[Data entries]

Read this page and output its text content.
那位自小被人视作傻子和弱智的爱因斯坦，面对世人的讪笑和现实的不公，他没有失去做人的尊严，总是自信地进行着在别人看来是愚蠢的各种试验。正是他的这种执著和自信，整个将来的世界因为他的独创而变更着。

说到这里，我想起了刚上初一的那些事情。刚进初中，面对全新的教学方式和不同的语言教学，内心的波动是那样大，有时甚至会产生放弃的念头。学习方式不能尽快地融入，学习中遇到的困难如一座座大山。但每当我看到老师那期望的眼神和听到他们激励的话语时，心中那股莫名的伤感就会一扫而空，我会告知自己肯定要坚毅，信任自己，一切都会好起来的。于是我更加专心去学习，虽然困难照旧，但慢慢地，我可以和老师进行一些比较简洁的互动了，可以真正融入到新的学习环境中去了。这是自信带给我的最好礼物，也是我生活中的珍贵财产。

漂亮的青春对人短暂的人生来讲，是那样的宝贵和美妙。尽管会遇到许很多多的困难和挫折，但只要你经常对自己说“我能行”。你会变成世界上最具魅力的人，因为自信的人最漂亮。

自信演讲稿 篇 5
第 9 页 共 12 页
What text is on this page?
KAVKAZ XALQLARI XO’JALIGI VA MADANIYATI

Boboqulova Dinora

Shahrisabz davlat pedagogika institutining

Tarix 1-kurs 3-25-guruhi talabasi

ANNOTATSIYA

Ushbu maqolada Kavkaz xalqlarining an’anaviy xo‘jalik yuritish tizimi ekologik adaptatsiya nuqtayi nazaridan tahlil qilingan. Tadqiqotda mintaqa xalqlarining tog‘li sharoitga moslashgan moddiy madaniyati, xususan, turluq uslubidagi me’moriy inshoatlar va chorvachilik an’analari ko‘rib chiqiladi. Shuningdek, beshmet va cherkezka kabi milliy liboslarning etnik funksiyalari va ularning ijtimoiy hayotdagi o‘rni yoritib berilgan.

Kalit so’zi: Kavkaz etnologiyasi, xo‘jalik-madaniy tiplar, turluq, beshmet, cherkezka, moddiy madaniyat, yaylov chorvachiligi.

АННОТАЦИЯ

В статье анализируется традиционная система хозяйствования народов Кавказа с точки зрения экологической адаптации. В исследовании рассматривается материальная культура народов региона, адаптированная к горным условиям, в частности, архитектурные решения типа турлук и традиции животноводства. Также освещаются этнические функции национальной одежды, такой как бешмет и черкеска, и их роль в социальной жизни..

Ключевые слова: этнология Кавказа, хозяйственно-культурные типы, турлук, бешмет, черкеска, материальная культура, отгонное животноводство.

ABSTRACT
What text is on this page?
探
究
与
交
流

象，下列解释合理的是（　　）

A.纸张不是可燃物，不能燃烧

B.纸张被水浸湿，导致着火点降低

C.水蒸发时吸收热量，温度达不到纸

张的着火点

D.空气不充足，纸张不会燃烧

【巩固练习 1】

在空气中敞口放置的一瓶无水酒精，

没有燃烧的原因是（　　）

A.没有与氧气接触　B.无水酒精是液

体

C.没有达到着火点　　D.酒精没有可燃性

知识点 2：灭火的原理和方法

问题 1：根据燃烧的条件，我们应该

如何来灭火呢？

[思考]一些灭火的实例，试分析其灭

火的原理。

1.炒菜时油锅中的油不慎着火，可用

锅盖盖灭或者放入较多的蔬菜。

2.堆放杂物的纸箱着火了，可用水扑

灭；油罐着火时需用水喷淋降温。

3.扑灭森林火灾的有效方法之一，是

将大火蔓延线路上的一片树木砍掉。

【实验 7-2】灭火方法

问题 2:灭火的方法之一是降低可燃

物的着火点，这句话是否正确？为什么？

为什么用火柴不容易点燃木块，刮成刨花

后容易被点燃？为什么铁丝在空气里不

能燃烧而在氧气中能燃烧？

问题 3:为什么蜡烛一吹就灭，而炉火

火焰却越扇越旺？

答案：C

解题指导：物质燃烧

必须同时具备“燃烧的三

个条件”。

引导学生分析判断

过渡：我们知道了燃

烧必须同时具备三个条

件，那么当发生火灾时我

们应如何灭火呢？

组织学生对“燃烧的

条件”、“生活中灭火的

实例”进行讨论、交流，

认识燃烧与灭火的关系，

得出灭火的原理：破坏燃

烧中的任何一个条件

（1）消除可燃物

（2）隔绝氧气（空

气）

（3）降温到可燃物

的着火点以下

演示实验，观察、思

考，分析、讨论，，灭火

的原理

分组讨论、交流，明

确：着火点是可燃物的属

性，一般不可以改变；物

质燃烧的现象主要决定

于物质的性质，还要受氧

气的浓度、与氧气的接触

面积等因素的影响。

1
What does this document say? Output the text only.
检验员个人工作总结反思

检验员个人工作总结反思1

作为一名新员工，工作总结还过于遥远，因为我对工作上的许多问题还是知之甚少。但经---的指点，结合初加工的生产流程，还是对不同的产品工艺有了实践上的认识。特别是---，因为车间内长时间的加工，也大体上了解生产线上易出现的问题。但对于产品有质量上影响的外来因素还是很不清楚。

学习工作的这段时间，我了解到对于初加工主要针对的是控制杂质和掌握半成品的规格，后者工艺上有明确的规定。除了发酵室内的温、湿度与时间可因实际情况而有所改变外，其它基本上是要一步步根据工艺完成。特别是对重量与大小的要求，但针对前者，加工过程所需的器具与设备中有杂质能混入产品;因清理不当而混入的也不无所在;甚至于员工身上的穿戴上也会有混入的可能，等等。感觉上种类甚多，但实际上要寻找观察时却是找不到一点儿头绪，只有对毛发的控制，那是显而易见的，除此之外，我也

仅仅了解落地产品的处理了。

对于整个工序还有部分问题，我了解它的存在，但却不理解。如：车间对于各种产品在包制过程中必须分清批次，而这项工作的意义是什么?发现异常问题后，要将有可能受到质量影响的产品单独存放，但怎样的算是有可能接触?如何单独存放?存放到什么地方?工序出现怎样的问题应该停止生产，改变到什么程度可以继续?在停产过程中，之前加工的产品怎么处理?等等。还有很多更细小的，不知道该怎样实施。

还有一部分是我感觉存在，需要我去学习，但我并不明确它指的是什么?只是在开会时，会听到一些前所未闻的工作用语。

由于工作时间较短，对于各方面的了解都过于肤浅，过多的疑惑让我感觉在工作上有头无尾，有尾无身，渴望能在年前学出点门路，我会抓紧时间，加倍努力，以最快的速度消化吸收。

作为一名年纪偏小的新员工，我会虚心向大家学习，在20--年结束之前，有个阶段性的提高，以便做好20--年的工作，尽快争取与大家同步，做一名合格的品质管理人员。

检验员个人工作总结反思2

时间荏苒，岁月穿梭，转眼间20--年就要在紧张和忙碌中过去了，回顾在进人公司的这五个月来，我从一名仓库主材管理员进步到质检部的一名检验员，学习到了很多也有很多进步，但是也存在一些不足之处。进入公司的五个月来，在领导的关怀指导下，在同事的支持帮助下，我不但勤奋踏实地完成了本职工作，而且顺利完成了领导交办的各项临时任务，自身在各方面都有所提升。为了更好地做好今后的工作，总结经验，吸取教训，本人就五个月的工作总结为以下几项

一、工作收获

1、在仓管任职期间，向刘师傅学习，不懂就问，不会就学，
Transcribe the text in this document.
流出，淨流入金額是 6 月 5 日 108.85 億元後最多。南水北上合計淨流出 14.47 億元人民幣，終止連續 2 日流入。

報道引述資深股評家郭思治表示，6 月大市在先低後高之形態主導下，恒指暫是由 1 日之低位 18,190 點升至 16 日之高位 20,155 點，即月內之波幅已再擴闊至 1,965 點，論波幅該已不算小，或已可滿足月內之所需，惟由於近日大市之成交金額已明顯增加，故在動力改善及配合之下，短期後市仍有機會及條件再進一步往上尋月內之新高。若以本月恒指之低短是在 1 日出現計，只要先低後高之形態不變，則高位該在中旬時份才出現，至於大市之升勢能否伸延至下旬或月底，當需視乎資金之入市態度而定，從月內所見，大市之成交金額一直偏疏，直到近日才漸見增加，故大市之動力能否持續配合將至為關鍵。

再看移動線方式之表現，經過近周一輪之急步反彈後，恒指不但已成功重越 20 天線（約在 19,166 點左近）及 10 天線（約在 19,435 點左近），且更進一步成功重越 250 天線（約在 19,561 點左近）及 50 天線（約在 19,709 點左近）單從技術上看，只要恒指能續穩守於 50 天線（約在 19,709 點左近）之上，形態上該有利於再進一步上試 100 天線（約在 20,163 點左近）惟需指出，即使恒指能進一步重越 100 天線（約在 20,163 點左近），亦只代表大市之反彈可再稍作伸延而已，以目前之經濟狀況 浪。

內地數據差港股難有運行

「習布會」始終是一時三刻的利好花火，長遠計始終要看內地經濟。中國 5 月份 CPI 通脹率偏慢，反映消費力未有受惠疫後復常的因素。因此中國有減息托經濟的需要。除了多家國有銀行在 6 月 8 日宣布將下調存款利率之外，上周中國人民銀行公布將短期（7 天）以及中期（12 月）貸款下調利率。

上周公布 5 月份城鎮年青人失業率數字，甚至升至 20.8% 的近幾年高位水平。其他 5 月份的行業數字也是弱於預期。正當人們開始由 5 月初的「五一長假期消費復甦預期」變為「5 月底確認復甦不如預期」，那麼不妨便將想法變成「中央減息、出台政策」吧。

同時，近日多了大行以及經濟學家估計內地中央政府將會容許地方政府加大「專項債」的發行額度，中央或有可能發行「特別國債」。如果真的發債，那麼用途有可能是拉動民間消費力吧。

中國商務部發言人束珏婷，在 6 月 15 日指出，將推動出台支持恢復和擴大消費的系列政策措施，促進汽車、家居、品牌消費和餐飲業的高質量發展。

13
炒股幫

What you should do:
Could you quote, exactly as they appear, the line containing "Transcribe the text in this document." and every line after it to the end of the records above?

Correct result:
Transcribe the text in this document.
流出，淨流入金額是 6 月 5 日 108.85 億元後最多。南水北上合計淨流出 14.47 億元人民幣，終止連續 2 日流入。

報道引述資深股評家郭思治表示，6 月大市在先低後高之形態主導下，恒指暫是由 1 日之低位 18,190 點升至 16 日之高位 20,155 點，即月內之波幅已再擴闊至 1,965 點，論波幅該已不算小，或已可滿足月內之所需，惟由於近日大市之成交金額已明顯增加，故在動力改善及配合之下，短期後市仍有機會及條件再進一步往上尋月內之新高。若以本月恒指之低短是在 1 日出現計，只要先低後高之形態不變，則高位該在中旬時份才出現，至於大市之升勢能否伸延至下旬或月底，當需視乎資金之入市態度而定，從月內所見，大市之成交金額一直偏疏，直到近日才漸見增加，故大市之動力能否持續配合將至為關鍵。

再看移動線方式之表現，經過近周一輪之急步反彈後，恒指不但已成功重越 20 天線（約在 19,166 點左近）及 10 天線（約在 19,435 點左近），且更進一步成功重越 250 天線（約在 19,561 點左近）及 50 天線（約在 19,709 點左近）單從技術上看，只要恒指能續穩守於 50 天線（約在 19,709 點左近）之上，形態上該有利於再進一步上試 100 天線（約在 20,163 點左近）惟需指出，即使恒指能進一步重越 100 天線（約在 20,163 點左近），亦只代表大市之反彈可再稍作伸延而已，以目前之經濟狀況 浪。

內地數據差港股難有運行

「習布會」始終是一時三刻的利好花火，長遠計始終要看內地經濟。中國 5 月份 CPI 通脹率偏慢，反映消費力未有受惠疫後復常的因素。因此中國有減息托經濟的需要。除了多家國有銀行在 6 月 8 日宣布將下調存款利率之外，上周中國人民銀行公布將短期（7 天）以及中期（12 月）貸款下調利率。

上周公布 5 月份城鎮年青人失業率數字，甚至升至 20.8% 的近幾年高位水平。其他 5 月份的行業數字也是弱於預期。正當人們開始由 5 月初的「五一長假期消費復甦預期」變為「5 月底確認復甦不如預期」，那麼不妨便將想法變成「中央減息、出台政策」吧。

同時，近日多了大行以及經濟學家估計內地中央政府將會容許地方政府加大「專項債」的發行額度，中央或有可能發行「特別國債」。如果真的發債，那麼用途有可能是拉動民間消費力吧。

中國商務部發言人束珏婷，在 6 月 15 日指出，將推動出台支持恢復和擴大消費的系列政策措施，促進汽車、家居、品牌消費和餐飲業的高質量發展。

13
炒股幫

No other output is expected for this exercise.